◆ **SOURCE EXCERPT**:

* Begin *

Add support for tracepoints to the following events: chunk allocation,
chunk free, area allocation, area free, and area allocation failure.
This should let us replay percpu memory requests and evaluate
corresponding decisions.

Signed-off-by: Dennis Zhou <dennisz@fb.com>
---
 include/trace/events/percpu.h | 125 ++++++++++++++++++++++++++++++++++++++++++
 mm/percpu-km.c                |   2 +
 mm/percpu-vm.c                |   2 +
 mm/percpu.c                   |  12 ++++
 4 files changed, 141 insertions(+)
 create mode 100644 include/trace/events/percpu.h

diff --git a/include/trace/events/percpu.h b/include/trace/events/percpu.h
new file mode 100644
index 0000000..ad34b1b
--- /dev/null
+++ b/include/trace/events/percpu.h
@@ -0,0 +1,125 @@
+#undef TRACE_SYSTEM
+#define TRACE_SYSTEM percpu
+
+#if !defined(_TRACE_PERCPU_H) || defined(TRACE_HEADER_MULTI_READ)

* End *

◆ **ENTRIES**:
* Begin *

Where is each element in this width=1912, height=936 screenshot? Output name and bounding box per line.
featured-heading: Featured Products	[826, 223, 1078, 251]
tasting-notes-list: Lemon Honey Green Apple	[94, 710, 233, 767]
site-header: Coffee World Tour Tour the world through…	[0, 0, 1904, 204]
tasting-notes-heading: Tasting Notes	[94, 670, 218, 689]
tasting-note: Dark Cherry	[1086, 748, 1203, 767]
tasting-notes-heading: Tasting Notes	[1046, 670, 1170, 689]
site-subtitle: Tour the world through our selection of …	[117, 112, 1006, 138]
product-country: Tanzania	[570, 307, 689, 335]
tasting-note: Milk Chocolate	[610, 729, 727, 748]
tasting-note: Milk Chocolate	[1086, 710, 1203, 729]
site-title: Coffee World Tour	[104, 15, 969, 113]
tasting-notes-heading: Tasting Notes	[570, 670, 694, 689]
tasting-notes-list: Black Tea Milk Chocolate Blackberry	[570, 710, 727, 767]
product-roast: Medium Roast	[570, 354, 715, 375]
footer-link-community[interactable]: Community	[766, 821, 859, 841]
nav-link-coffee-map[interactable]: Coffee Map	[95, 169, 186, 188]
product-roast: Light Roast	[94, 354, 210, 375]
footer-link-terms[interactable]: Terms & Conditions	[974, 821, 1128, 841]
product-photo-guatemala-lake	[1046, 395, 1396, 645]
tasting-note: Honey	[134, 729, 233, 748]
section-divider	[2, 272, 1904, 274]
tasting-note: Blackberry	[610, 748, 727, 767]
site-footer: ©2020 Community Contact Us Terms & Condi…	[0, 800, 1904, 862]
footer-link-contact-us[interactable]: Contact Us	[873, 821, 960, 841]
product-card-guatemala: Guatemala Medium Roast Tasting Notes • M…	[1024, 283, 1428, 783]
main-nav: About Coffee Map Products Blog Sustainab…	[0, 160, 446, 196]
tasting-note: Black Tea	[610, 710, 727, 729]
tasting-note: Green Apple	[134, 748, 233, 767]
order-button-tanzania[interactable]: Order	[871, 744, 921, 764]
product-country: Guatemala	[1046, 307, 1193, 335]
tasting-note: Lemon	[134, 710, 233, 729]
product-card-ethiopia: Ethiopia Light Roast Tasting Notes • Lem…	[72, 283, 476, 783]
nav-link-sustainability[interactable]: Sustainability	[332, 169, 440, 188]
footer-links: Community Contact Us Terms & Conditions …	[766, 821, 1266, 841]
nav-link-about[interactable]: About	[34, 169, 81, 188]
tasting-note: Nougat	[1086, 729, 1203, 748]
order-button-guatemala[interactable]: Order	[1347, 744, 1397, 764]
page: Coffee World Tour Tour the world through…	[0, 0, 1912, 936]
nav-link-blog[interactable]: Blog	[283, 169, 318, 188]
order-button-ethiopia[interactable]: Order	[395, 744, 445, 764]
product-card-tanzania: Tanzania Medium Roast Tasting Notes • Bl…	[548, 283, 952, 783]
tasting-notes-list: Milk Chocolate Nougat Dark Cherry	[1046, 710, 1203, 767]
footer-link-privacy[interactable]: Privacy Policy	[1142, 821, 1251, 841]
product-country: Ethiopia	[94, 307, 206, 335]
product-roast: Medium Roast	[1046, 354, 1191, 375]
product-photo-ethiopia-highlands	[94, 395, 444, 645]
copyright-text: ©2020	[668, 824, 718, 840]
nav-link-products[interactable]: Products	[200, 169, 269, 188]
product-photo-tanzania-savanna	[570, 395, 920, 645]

* End *

◆ **EXERCISE A**: Copy out the records word for word, from their first line through the line that contains "710, 1203, 729]".
◆ **EXERCISE B**: Write the next part of the patch that adds percpu tracepoints, continuing after its last line.

◆ **WRITTEN ANSWER A**:
Where is each element in this width=1912, height=936 screenshot? Output name and bounding box per line.
featured-heading: Featured Products	[826, 223, 1078, 251]
tasting-notes-list: Lemon Honey Green Apple	[94, 710, 233, 767]
site-header: Coffee World Tour Tour the world through…	[0, 0, 1904, 204]
tasting-notes-heading: Tasting Notes	[94, 670, 218, 689]
tasting-note: Dark Cherry	[1086, 748, 1203, 767]
tasting-notes-heading: Tasting Notes	[1046, 670, 1170, 689]
site-subtitle: Tour the world through our selection of …	[117, 112, 1006, 138]
product-country: Tanzania	[570, 307, 689, 335]
tasting-note: Milk Chocolate	[610, 729, 727, 748]
tasting-note: Milk Chocolate	[1086, 710, 1203, 729]

◆ **WRITTEN ANSWER B**:
+#define _TRACE_PERCPU_H
+
+#include <linux/tracepoint.h>
+
+TRACE_EVENT(percpu_alloc_percpu,
+
+	TP_PROTO(bool reserved, bool is_atomic, size_t size,
+		 size_t align, void *base_addr, int off, void __percpu *ptr),
+
+	TP_ARGS(reserved, is_atomic, size, align, base_addr, off, ptr),
+
+	TP_STRUCT__entry(
+		__field(	bool,			reserved	)
+		__field(	bool,			is_atomic	)
+		__field(	size_t,			size		)
+		__field(	size_t,			align		)
+		__field(	void *,			base_addr	)
+		__field(	int,			off		)
+		__field(	void __percpu *,	ptr		)
+	),
+
+	TP_fast_assign(
+		__entry->reserved	= reserved;
+		__entry->is_atomic	= is_atomic;
+		__entry->size		= size;
+		__entry->align		= align;
+		__entry->base_addr	= base_addr;
+		__entry->off		= off;
+		__entry->ptr		= ptr;
+	),
+
+	TP_printk("reserved=%d is_atomic=%d size=%zu align=%zu base_addr=%p off=%d ptr=%p",
+		  __entry->reserved, __entry->is_atomic,
+		  __entry->size, __entry->align,
+		  __entry->base_addr, __entry->off, __entry->ptr)
+);
+
+TRACE_EVENT(percpu_free_percpu,
+
+	TP_PROTO(void *base_addr, int off, void __percpu *ptr),
+
+	TP_ARGS(base_addr, off, ptr),
+
+	TP_STRUCT__entry(
+		__field(	void *,			base_addr	)
+		__field(	int,			off		)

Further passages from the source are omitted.